***** ENTRIES *****
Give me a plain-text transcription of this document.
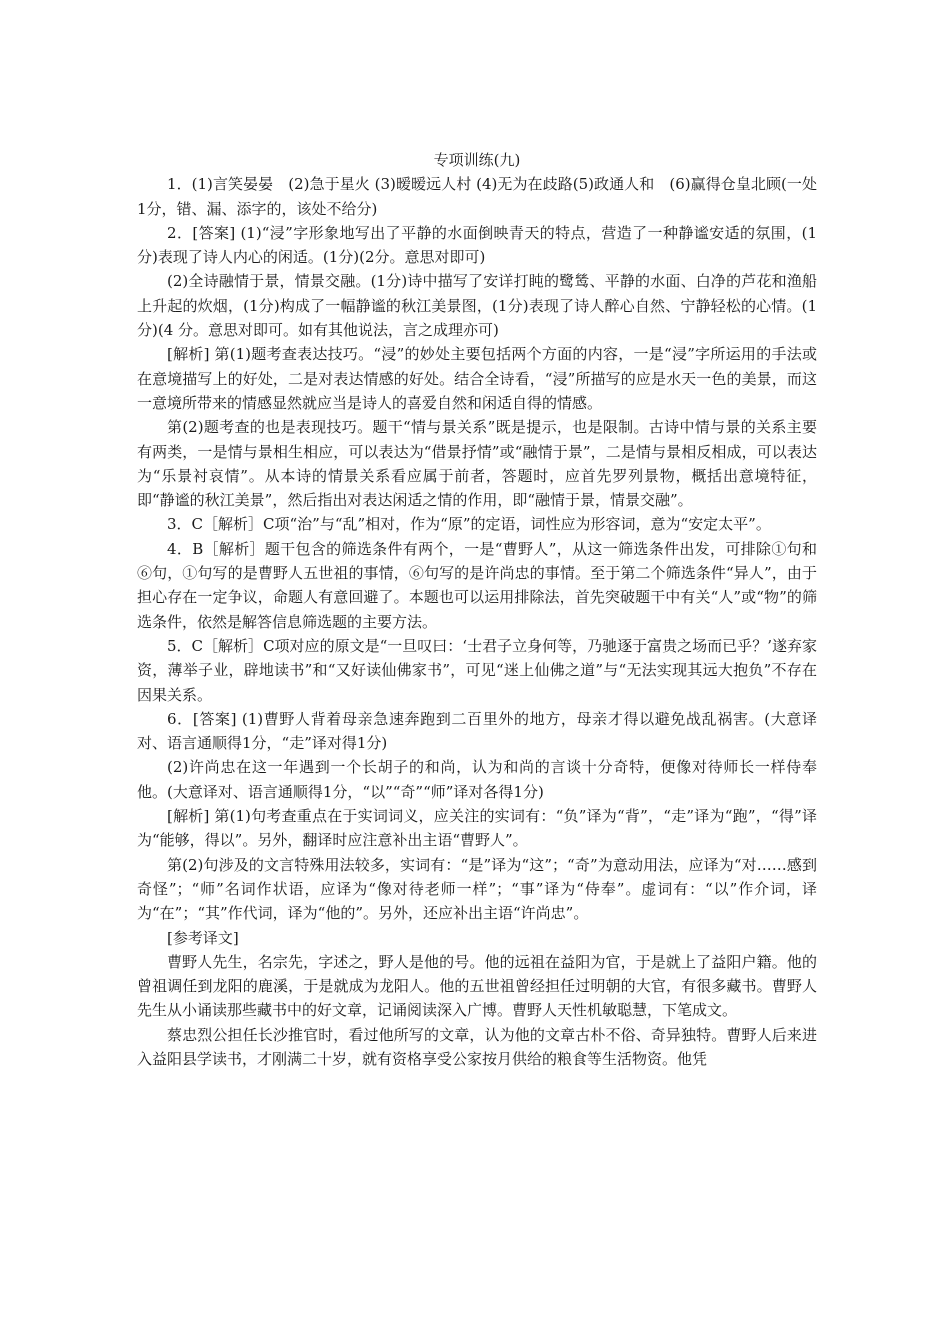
专项训练(九)

1．(1)言笑晏晏　(2)急于星火 (3)暧暧远人村 (4)无为在歧路(5)政通人和　(6)赢得仓皇北顾(一处1分，错、漏、添字的，该处不给分)

2．[答案] (1)“浸”字形象地写出了平静的水面倒映青天的特点，营造了一种静谧安适的氛围，(1分)表现了诗人内心的闲适。(1分)(2分。意思对即可)

(2)全诗融情于景，情景交融。(1分)诗中描写了安详打盹的鹭鸶、平静的水面、白净的芦花和渔船上升起的炊烟，(1分)构成了一幅静谧的秋江美景图，(1分)表现了诗人醉心自然、宁静轻松的心情。(1分)(4 分。意思对即可。如有其他说法，言之成理亦可)

[解析] 第(1)题考查表达技巧。“浸”的妙处主要包括两个方面的内容，一是“浸”字所运用的手法或在意境描写上的好处，二是对表达情感的好处。结合全诗看，“浸”所描写的应是水天一色的美景，而这一意境所带来的情感显然就应当是诗人的喜爱自然和闲适自得的情感。

第(2)题考查的也是表现技巧。题干“情与景关系”既是提示，也是限制。古诗中情与景的关系主要有两类，一是情与景相生相应，可以表达为“借景抒情”或“融情于景”，二是情与景相反相成，可以表达为“乐景衬哀情”。从本诗的情景关系看应属于前者，答题时，应首先罗列景物，概括出意境特征，即“静谧的秋江美景”，然后指出对表达闲适之情的作用，即“融情于景，情景交融”。

3．C［解析］C项“治”与“乱”相对，作为“原”的定语，词性应为形容词，意为“安定太平”。

4．B［解析］题干包含的筛选条件有两个，一是“曹野人”，从这一筛选条件出发，可排除①句和⑥句，①句写的是曹野人五世祖的事情，⑥句写的是许尚忠的事情。至于第二个筛选条件“异人”，由于担心存在一定争议，命题人有意回避了。本题也可以运用排除法，首先突破题干中有关“人”或“物”的筛选条件，依然是解答信息筛选题的主要方法。

5．C［解析］C项对应的原文是“一旦叹曰：‘士君子立身何等，乃驰逐于富贵之场而已乎？’遂弃家资，薄举子业，辟地读书”和“又好读仙佛家书”，可见“迷上仙佛之道”与“无法实现其远大抱负”不存在因果关系。

6．[答案] (1)曹野人背着母亲急速奔跑到二百里外的地方，母亲才得以避免战乱祸害。(大意译对、语言通顺得1分，“走”译对得1分)

(2)许尚忠在这一年遇到一个长胡子的和尚，认为和尚的言谈十分奇特，便像对待师长一样侍奉他。(大意译对、语言通顺得1分，“以”“奇”“师”译对各得1分)

[解析] 第(1)句考查重点在于实词词义，应关注的实词有：“负”译为“背”，“走”译为“跑”，“得”译为“能够，得以”。另外，翻译时应注意补出主语“曹野人”。

第(2)句涉及的文言特殊用法较多，实词有：“是”译为“这”；“奇”为意动用法，应译为“对……感到奇怪”；“师”名词作状语，应译为“像对待老师一样”；“事”译为“侍奉”。虚词有：“以”作介词，译为“在”；“其”作代词，译为“他的”。另外，还应补出主语“许尚忠”。

[参考译文]

曹野人先生，名宗先，字述之，野人是他的号。他的远祖在益阳为官，于是就上了益阳户籍。他的曾祖调任到龙阳的鹿溪，于是就成为龙阳人。他的五世祖曾经担任过明朝的大官，有很多藏书。曹野人先生从小诵读那些藏书中的好文章，记诵阅读深入广博。曹野人天性机敏聪慧，下笔成文。

蔡忠烈公担任长沙推官时，看过他所写的文章，认为他的文章古朴不俗、奇异独特。曹野人后来进入益阳县学读书，才刚满二十岁，就有资格享受公家按月供给的粮食等生活物资。他凭
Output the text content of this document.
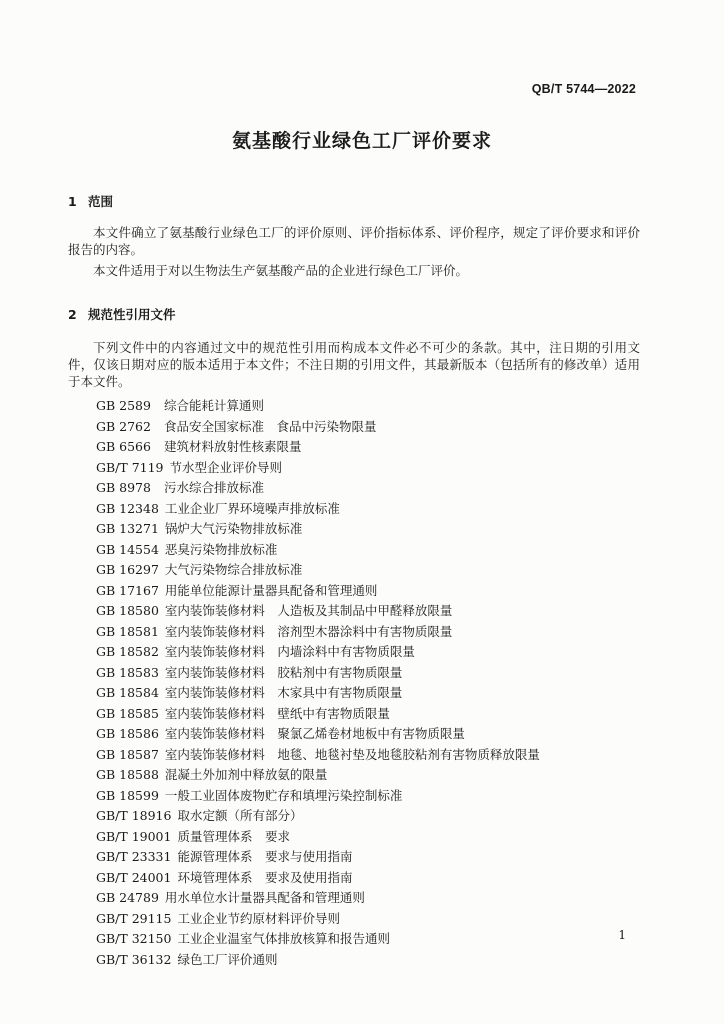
QB/T 5744—2022
氨基酸行业绿色工厂评价要求
1 范围

本文件确立了氨基酸行业绿色工厂的评价原则、评价指标体系、评价程序，规定了评价要求和评价报告的内容。

本文件适用于对以生物法生产氨基酸产品的企业进行绿色工厂评价。

2 规范性引用文件

下列文件中的内容通过文中的规范性引用而构成本文件必不可少的条款。其中，注日期的引用文件，仅该日期对应的版本适用于本文件；不注日期的引用文件，其最新版本（包括所有的修改单）适用于本文件。

GB 2589 综合能耗计算通则
GB 2762 食品安全国家标准　食品中污染物限量
GB 6566 建筑材料放射性核素限量
GB/T 7119 节水型企业评价导则
GB 8978 污水综合排放标准
GB 12348 工业企业厂界环境噪声排放标准
GB 13271 锅炉大气污染物排放标准
GB 14554 恶臭污染物排放标准
GB 16297 大气污染物综合排放标准
GB 17167 用能单位能源计量器具配备和管理通则
GB 18580 室内装饰装修材料　人造板及其制品中甲醛释放限量
GB 18581 室内装饰装修材料　溶剂型木器涂料中有害物质限量
GB 18582 室内装饰装修材料　内墙涂料中有害物质限量
GB 18583 室内装饰装修材料　胶粘剂中有害物质限量
GB 18584 室内装饰装修材料　木家具中有害物质限量
GB 18585 室内装饰装修材料　壁纸中有害物质限量
GB 18586 室内装饰装修材料　聚氯乙烯卷材地板中有害物质限量
GB 18587 室内装饰装修材料　地毯、地毯衬垫及地毯胶粘剂有害物质释放限量
GB 18588 混凝土外加剂中释放氨的限量
GB 18599 一般工业固体废物贮存和填埋污染控制标准
GB/T 18916 取水定额（所有部分）
GB/T 19001 质量管理体系　要求
GB/T 23331 能源管理体系　要求与使用指南
GB/T 24001 环境管理体系　要求及使用指南
GB 24789 用水单位水计量器具配备和管理通则
GB/T 29115 工业企业节约原材料评价导则
GB/T 32150 工业企业温室气体排放核算和报告通则
GB/T 36132 绿色工厂评价通则
1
*****
STATED TASK
In the data above, find the line containing "Output the text content of this document."; from there, please write out each line through the end, exactly, with the pictures omitted.

THE ANSWER
Output the text content of this document.
QB/T 5744—2022
氨基酸行业绿色工厂评价要求
1 范围

本文件确立了氨基酸行业绿色工厂的评价原则、评价指标体系、评价程序，规定了评价要求和评价报告的内容。

本文件适用于对以生物法生产氨基酸产品的企业进行绿色工厂评价。

2 规范性引用文件

下列文件中的内容通过文中的规范性引用而构成本文件必不可少的条款。其中，注日期的引用文件，仅该日期对应的版本适用于本文件；不注日期的引用文件，其最新版本（包括所有的修改单）适用于本文件。

GB 2589 综合能耗计算通则
GB 2762 食品安全国家标准　食品中污染物限量
GB 6566 建筑材料放射性核素限量
GB/T 7119 节水型企业评价导则
GB 8978 污水综合排放标准
GB 12348 工业企业厂界环境噪声排放标准
GB 13271 锅炉大气污染物排放标准
GB 14554 恶臭污染物排放标准
GB 16297 大气污染物综合排放标准
GB 17167 用能单位能源计量器具配备和管理通则
GB 18580 室内装饰装修材料　人造板及其制品中甲醛释放限量
GB 18581 室内装饰装修材料　溶剂型木器涂料中有害物质限量
GB 18582 室内装饰装修材料　内墙涂料中有害物质限量
GB 18583 室内装饰装修材料　胶粘剂中有害物质限量
GB 18584 室内装饰装修材料　木家具中有害物质限量
GB 18585 室内装饰装修材料　壁纸中有害物质限量
GB 18586 室内装饰装修材料　聚氯乙烯卷材地板中有害物质限量
GB 18587 室内装饰装修材料　地毯、地毯衬垫及地毯胶粘剂有害物质释放限量
GB 18588 混凝土外加剂中释放氨的限量
GB 18599 一般工业固体废物贮存和填埋污染控制标准
GB/T 18916 取水定额（所有部分）
GB/T 19001 质量管理体系　要求
GB/T 23331 能源管理体系　要求与使用指南
GB/T 24001 环境管理体系　要求及使用指南
GB 24789 用水单位水计量器具配备和管理通则
GB/T 29115 工业企业节约原材料评价导则
GB/T 32150 工业企业温室气体排放核算和报告通则
GB/T 36132 绿色工厂评价通则
1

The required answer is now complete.